* START Listed entries *

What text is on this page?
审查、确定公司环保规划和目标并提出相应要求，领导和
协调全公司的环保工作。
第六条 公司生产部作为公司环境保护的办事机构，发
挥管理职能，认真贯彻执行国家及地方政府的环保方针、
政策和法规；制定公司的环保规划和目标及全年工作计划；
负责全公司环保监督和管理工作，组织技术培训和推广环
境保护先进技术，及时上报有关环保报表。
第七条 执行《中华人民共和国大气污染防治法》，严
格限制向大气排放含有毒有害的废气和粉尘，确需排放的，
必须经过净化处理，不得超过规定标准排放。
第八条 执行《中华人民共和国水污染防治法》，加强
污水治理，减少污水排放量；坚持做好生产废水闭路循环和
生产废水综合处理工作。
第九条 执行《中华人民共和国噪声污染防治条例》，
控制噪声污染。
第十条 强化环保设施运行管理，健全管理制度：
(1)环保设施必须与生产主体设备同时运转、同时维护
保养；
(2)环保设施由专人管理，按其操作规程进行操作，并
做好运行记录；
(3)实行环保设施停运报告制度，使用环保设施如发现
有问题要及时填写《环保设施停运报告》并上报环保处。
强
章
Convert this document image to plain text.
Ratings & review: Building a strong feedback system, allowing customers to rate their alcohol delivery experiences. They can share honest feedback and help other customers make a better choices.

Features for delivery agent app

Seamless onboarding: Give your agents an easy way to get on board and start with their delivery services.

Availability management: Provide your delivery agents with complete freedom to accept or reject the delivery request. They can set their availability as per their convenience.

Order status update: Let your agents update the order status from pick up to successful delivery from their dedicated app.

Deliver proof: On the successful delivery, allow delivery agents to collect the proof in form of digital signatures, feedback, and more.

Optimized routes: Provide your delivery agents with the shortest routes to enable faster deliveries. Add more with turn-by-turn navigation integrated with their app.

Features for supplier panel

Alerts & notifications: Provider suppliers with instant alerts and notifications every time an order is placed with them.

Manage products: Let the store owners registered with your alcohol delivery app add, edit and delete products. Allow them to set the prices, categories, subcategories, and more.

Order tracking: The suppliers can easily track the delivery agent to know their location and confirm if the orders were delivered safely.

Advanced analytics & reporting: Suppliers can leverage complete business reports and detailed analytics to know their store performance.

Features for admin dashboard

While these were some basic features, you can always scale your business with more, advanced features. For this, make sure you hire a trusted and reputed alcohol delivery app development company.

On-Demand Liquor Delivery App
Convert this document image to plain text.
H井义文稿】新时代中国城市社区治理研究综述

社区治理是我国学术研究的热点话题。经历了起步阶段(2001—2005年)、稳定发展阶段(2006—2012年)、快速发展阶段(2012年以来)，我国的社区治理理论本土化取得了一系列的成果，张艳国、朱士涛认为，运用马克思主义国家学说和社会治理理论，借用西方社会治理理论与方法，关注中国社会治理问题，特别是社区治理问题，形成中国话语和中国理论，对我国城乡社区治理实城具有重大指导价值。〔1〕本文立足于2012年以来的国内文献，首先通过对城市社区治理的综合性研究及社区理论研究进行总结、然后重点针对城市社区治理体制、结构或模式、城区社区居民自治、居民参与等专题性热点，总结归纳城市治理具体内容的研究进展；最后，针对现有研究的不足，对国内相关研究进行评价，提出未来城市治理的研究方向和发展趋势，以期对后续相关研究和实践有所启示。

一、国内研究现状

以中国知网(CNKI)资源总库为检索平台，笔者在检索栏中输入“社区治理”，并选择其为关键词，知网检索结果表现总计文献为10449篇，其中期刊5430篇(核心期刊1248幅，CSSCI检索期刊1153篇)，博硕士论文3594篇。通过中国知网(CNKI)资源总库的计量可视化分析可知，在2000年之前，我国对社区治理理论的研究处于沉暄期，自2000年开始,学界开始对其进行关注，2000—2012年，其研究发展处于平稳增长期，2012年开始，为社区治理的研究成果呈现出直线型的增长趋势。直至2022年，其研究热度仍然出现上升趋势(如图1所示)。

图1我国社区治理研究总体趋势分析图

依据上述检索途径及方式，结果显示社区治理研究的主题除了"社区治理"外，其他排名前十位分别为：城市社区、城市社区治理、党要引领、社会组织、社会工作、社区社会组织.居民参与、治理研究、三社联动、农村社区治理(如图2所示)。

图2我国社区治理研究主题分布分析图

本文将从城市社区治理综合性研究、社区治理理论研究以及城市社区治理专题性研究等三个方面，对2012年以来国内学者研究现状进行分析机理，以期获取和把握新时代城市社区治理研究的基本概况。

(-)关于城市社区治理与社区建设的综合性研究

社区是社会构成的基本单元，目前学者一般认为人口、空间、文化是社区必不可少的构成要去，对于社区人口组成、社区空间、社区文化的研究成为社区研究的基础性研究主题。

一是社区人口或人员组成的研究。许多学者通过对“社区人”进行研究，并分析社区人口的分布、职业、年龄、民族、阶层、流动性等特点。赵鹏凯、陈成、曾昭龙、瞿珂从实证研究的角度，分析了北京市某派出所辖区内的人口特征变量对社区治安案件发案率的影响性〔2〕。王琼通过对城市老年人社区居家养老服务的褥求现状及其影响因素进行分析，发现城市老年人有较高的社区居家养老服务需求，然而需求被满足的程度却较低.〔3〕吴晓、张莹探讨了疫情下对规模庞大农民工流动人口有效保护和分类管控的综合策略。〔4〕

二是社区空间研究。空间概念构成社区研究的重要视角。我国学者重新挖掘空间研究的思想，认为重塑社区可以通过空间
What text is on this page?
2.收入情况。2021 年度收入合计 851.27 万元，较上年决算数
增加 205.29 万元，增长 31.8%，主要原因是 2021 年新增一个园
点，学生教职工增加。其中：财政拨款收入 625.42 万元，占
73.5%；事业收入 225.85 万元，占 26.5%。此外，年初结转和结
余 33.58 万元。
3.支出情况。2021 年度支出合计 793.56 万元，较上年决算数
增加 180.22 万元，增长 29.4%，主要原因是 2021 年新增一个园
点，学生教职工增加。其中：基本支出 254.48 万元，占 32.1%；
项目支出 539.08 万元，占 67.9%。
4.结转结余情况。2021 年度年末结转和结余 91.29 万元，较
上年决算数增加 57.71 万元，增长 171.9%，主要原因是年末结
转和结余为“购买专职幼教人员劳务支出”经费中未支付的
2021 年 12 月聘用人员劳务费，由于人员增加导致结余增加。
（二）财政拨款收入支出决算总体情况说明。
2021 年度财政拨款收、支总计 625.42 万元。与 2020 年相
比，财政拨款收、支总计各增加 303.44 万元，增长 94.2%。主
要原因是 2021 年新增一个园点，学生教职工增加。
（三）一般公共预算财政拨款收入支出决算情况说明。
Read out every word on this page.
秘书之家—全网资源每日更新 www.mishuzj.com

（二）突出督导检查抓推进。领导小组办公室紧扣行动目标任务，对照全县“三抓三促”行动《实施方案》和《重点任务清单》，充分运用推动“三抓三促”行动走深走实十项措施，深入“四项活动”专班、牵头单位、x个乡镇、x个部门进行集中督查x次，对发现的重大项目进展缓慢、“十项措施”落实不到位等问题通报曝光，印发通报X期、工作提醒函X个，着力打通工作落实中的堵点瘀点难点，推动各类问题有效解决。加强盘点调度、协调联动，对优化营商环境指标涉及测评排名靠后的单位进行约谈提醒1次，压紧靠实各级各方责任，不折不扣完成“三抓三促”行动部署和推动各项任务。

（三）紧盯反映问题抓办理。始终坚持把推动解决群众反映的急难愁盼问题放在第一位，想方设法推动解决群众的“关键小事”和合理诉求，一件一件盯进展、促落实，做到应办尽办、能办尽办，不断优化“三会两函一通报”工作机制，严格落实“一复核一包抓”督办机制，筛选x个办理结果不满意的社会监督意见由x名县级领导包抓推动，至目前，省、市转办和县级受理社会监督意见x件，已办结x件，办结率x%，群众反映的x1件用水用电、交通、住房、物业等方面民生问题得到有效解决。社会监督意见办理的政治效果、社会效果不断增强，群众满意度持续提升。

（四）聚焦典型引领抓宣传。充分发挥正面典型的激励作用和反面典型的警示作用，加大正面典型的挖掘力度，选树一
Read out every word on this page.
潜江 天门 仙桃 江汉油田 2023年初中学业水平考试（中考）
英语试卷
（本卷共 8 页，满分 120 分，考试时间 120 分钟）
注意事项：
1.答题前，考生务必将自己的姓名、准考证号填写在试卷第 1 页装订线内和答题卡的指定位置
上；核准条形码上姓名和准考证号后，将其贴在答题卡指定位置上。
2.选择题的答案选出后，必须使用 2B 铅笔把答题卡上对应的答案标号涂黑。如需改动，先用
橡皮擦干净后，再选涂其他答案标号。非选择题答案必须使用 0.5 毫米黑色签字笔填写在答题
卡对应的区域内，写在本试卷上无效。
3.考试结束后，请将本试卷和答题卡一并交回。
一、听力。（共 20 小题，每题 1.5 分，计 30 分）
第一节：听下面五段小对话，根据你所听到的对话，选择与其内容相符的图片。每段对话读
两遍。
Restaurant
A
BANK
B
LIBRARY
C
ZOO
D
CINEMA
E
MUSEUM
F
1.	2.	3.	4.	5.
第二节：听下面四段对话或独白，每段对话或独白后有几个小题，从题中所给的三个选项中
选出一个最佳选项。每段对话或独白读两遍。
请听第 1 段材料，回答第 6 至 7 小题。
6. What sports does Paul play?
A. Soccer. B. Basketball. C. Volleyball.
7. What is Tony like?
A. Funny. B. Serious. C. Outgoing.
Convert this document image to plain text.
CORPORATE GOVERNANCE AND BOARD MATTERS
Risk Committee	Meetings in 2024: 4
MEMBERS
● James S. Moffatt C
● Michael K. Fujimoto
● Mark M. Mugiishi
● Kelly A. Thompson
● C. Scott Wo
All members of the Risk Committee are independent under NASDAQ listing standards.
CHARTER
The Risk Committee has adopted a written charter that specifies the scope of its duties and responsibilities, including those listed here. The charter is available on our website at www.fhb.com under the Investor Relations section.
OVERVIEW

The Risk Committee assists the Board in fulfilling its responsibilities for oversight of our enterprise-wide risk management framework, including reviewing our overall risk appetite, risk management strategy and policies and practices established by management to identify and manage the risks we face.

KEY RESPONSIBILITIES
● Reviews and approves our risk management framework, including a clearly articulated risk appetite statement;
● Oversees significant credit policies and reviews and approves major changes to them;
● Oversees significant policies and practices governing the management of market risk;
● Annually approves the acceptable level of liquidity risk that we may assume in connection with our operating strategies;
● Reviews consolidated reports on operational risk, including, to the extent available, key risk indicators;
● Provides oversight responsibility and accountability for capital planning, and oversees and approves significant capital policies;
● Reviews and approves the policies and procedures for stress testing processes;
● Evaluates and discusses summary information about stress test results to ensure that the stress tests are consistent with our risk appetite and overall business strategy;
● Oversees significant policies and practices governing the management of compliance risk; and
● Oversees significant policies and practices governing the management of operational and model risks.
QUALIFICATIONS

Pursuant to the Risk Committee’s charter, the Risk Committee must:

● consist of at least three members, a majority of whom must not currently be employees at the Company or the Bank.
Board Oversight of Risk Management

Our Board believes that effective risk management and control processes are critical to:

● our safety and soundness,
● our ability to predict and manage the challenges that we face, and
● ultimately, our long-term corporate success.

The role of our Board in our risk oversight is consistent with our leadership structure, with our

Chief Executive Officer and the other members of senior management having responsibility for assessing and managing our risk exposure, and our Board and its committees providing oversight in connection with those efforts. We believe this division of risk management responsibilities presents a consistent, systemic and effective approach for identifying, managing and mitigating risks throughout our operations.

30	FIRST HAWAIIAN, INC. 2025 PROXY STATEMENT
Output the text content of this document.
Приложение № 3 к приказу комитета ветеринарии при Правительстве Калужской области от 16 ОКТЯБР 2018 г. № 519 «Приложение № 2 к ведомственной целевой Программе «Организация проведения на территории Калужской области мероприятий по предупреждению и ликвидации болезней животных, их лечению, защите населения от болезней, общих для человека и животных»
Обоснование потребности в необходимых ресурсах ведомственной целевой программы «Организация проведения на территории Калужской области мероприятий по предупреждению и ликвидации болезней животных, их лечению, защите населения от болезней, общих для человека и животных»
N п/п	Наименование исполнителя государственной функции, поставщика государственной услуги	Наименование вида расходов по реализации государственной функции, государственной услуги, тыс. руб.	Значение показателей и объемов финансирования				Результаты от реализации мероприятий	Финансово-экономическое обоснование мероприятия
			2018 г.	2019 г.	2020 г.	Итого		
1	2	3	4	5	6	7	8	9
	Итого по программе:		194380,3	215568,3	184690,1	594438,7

* END Listed entries *

Pick out the lines containing the string "Итого".

## Complete answer
			2018 г.	2019 г.	2020 г.	Итого		
	Итого по программе:		194380,3	215568,3	184690,1	594438,7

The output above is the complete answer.